- SOURCE DOCUMENT
[Start of Attachment]
In lieu of an abstract, here is a brief excerpt of the content:

  • Introduction
  • Roy MacLeod

In the history of Europe's engagement with the Pacific, the idea of the "museum" holds a special place. From the seventeenth century, the same Baconian precepts that privileged the "inspection of particulars" over sacred texts also contributed to a "factual sensibility" that found its greatest expression in the collection, representation, and display of objects of natural history. With this impulse came a quest to discover, explore, and "complete" the unread Book of Nature, by filling in gaps in the record-of peoples, places, and things. By the early nineteenth century, the metropolitan centers of Europe celebrated the arrival of such new knowledge, duly collected, classified, cataloged, and codified—transforming art and nature into cultural capital, and information into power. In the diversity of nature lay the rewards of science, as in its products lay the wealth of nations. By the middle of the nineteenth century, for the exploring nations of Europe —as for the new nations of the Americas, and for the colonies of conquest and settlement in India and Australasia-the museum had become a site of power, enlisted by the metropolis for its purposes of governance. In the museum lay the means and the method to civilize unruly nature; to demonstrate the diversity of creation; to document the passage of peoples, flora, and fauna; and, ultimately, to illustrate the superiority of the West.
[End of Attachment]
- INPUT DATA
[Start of Attachment]
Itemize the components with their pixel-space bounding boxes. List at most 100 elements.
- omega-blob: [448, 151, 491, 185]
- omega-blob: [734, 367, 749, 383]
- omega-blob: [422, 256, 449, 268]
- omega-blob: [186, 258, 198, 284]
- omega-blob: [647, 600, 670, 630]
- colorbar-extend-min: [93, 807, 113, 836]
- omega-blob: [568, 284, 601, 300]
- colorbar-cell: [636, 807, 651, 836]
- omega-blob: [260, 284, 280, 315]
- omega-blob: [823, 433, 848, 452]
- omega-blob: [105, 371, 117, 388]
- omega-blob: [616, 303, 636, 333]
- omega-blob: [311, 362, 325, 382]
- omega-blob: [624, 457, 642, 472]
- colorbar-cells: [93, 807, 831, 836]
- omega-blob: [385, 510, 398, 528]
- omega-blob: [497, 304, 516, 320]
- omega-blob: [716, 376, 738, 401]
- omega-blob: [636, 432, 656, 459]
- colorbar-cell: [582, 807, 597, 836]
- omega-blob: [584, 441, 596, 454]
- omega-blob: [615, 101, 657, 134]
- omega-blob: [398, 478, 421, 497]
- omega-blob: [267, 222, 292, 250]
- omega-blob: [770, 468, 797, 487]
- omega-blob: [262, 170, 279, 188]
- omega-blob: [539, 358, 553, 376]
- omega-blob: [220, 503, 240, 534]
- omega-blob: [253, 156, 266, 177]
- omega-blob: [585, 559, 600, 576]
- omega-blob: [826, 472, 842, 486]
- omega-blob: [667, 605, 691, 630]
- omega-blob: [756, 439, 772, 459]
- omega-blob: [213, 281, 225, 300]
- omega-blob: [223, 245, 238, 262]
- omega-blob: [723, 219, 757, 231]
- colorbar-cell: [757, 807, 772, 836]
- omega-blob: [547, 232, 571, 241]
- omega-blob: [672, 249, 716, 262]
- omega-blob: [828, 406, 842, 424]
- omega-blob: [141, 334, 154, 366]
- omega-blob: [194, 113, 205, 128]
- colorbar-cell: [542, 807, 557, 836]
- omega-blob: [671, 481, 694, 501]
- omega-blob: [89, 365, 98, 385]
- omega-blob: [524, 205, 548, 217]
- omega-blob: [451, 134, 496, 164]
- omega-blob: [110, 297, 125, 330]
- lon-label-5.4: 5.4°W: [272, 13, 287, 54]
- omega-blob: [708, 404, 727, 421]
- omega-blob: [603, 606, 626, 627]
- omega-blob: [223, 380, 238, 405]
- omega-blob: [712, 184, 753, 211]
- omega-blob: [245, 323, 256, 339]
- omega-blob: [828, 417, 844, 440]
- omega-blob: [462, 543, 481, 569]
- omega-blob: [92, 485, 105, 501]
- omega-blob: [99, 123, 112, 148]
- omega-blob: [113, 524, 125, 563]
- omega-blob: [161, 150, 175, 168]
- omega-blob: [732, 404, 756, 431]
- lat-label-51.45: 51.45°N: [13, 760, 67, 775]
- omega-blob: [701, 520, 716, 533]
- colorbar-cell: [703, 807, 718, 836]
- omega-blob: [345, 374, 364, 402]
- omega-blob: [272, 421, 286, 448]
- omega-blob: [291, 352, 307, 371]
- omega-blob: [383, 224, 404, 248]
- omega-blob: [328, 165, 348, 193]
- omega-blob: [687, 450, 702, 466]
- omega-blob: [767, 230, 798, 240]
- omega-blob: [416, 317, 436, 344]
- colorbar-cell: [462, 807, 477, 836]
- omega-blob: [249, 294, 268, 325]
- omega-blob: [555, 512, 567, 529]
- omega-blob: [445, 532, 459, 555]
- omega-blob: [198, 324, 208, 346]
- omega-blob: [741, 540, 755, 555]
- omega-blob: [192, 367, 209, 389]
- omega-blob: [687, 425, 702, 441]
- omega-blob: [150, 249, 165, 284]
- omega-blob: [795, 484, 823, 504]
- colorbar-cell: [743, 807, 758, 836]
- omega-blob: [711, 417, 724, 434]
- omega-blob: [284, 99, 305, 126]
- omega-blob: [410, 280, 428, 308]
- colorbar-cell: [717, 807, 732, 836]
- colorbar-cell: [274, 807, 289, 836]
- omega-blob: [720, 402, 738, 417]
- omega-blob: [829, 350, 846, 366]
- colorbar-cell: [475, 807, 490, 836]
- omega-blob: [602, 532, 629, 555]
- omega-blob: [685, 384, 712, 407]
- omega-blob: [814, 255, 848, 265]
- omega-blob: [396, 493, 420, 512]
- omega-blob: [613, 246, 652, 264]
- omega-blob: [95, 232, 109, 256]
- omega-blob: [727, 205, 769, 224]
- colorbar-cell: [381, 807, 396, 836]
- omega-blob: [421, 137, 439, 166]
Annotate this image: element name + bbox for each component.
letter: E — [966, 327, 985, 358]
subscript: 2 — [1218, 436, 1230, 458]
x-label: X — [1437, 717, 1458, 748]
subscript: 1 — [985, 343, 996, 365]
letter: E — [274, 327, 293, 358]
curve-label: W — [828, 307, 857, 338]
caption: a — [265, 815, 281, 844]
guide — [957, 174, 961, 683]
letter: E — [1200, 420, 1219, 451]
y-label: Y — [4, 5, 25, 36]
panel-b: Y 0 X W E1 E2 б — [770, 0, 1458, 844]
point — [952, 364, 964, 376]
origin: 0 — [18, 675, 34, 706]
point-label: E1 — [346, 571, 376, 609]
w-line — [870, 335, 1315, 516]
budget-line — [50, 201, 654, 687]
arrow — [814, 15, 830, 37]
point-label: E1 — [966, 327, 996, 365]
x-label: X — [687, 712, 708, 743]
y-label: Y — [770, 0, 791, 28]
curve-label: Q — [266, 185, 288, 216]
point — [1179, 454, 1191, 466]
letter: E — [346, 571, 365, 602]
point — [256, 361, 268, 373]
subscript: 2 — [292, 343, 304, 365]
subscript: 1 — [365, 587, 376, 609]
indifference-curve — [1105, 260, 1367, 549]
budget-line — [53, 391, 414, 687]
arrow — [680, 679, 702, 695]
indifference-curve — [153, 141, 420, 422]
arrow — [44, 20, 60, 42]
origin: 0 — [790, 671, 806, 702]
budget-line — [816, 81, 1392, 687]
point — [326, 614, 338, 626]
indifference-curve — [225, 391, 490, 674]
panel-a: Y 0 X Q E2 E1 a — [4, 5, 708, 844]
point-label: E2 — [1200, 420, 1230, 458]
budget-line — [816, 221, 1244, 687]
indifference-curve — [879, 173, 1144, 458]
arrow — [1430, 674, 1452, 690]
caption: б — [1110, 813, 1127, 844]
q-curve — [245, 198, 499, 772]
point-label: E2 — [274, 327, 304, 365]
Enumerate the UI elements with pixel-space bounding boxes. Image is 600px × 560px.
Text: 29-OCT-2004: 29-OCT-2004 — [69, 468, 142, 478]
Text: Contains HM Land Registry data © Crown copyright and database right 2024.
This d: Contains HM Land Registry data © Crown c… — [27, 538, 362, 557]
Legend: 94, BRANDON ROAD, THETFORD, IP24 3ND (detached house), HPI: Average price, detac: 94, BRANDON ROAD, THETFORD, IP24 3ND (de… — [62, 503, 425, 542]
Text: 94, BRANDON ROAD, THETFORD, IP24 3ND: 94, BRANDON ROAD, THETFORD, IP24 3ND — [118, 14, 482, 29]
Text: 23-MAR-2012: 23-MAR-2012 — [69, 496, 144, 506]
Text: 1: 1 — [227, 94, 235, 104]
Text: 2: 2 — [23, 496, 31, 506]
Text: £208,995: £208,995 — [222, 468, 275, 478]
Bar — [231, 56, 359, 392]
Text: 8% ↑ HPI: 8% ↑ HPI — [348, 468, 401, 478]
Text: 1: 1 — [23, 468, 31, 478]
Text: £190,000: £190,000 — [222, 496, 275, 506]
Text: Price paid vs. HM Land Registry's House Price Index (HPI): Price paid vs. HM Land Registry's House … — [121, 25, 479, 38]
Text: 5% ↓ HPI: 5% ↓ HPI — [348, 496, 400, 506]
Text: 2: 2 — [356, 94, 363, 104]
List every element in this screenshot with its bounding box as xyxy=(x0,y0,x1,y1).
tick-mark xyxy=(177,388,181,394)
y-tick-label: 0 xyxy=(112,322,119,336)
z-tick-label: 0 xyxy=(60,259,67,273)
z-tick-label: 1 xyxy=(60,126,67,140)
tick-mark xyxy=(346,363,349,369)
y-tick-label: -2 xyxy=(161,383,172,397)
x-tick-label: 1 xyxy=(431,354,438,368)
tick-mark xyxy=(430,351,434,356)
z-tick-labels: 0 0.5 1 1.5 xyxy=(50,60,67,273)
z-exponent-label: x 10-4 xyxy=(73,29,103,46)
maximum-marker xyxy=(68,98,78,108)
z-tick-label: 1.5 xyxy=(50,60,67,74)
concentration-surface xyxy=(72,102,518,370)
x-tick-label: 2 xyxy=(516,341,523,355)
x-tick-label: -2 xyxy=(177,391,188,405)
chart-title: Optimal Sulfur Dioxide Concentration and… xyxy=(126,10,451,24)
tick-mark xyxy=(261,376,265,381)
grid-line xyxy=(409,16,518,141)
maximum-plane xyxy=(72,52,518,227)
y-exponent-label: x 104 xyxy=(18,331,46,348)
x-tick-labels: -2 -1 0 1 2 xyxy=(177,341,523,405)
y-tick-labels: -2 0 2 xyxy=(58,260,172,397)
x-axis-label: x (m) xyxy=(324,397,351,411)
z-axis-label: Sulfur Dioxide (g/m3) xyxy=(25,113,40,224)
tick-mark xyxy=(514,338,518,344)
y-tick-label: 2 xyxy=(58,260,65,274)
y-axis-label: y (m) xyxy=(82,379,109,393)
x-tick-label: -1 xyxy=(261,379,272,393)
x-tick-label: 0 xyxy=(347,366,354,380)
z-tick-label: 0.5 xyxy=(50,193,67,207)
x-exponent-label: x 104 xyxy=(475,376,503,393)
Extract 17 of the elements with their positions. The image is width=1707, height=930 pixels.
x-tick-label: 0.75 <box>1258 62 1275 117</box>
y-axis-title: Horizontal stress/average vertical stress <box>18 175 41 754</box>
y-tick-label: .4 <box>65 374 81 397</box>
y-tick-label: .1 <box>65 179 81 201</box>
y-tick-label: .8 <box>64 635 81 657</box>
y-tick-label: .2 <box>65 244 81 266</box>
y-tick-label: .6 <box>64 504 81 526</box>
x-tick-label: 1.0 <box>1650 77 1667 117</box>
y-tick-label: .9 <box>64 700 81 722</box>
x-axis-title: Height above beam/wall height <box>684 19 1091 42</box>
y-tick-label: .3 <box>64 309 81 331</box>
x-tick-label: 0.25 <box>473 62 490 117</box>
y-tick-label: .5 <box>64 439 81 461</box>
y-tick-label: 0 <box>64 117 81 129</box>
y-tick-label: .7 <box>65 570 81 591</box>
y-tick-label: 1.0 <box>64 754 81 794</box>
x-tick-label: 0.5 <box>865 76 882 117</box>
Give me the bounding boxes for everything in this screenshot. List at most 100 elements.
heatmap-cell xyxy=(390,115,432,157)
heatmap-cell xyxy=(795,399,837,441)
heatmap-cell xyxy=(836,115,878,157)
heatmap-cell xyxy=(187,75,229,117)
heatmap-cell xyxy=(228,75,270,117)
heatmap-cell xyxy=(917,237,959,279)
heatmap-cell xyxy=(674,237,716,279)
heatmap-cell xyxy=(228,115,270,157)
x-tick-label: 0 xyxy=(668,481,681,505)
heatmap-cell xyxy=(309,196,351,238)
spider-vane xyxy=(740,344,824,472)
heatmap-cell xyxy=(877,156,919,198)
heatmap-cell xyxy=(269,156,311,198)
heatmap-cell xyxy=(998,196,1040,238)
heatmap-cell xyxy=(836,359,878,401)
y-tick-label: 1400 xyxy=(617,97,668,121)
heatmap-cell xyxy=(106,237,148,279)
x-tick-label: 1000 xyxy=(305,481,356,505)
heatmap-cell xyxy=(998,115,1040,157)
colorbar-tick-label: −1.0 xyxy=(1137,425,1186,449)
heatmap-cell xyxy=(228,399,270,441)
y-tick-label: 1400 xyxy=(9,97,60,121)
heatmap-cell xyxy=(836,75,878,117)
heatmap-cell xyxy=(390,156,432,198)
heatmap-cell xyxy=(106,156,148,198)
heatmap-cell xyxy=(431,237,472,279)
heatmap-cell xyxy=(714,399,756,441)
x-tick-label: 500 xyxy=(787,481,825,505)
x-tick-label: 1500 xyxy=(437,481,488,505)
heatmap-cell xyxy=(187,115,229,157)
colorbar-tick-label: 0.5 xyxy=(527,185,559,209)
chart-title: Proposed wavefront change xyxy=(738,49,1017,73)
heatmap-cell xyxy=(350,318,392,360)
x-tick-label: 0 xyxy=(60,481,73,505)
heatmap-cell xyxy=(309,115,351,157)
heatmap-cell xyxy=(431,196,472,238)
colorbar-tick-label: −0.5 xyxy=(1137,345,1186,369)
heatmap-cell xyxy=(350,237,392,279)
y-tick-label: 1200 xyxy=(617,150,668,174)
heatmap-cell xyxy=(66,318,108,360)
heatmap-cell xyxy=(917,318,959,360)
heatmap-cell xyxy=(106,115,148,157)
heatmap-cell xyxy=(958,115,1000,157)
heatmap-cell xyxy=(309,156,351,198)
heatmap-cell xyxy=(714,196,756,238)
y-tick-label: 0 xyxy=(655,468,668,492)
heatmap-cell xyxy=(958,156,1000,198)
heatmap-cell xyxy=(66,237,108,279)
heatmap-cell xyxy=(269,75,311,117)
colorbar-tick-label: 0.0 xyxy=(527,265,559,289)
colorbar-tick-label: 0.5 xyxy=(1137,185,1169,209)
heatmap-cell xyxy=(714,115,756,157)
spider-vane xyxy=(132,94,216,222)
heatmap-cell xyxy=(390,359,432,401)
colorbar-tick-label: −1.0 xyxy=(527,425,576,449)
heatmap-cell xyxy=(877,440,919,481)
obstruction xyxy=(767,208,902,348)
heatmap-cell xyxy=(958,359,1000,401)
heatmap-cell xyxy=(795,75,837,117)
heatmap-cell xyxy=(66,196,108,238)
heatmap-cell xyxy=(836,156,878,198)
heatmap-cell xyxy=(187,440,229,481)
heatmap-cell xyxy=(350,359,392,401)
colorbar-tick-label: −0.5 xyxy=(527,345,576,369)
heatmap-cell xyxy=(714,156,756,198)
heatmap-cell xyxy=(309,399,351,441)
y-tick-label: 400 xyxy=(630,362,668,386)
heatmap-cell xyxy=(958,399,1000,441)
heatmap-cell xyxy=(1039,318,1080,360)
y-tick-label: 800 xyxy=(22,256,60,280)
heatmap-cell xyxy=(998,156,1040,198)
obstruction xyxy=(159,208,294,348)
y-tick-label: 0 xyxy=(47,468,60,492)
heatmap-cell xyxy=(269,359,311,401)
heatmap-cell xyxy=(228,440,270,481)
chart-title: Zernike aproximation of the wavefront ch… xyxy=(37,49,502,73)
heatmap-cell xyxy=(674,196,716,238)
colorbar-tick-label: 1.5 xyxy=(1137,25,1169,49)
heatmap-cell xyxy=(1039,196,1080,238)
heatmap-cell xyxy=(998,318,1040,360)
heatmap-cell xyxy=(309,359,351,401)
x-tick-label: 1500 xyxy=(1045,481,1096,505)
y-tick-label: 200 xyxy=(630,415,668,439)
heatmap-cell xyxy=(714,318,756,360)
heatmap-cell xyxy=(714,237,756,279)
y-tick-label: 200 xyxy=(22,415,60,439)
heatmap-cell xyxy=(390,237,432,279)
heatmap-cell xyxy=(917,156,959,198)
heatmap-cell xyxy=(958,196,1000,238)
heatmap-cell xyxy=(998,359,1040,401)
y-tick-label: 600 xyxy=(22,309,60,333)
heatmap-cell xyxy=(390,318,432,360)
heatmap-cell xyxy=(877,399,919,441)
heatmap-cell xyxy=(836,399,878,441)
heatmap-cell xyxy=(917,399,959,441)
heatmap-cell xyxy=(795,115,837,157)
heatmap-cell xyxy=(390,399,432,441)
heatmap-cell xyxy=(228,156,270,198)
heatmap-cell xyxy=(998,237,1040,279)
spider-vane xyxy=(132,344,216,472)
[End of Attachment]
- PROBLEMS TO WORK ON
1) Using the excerpt on museums and Europe's engagement with the Pacific, state whether each statement agrees with it, answering yes or no and quoting the deciding words: (a) Baconian precepts favored the inspection of particulars over sacred texts. (b) The museum had become a site of power by the early nineteenth century. (c) One use of the museum was to illustrate the superiority of the West.
2) Carry on the excerpt on museums and Europe's engagement with the Pacific from where it stops.
The rows play no part in these tasks.

- ANSWERS FOR EACH ITEM
1)
(a) Yes: "the same Baconian precepts that privileged the "inspection of particulars" over sacred texts"
(b) No: "By the middle of the nineteenth century, for the exploring nations of Europe"
(c) Yes: "ultimately, to illustrate the superiority of the West"

2)
In the Pacific, as elsewhere, Europeans viewed nature through European eyes. A historically specific Western way of seeing, with its particular autopic sensibility, came to shape received knowledge of the region, its people, and its very different natures. At the same time, the instruments of collection—the expedition, and the museum—lent a new status to natural knowledge, elevating the curios of the collector into the data of science. In the process, the "empire of Nature," whose secrets Bacon invoked mankind to discover and possess, became indelibly associated with the history of imperial rivalry among nations of secular intent. To advance knowledge and secure supremacy, the metropolitan natural history museum held a special position—in itself a metonym of empire, and a reflection of natural hierarchy and power.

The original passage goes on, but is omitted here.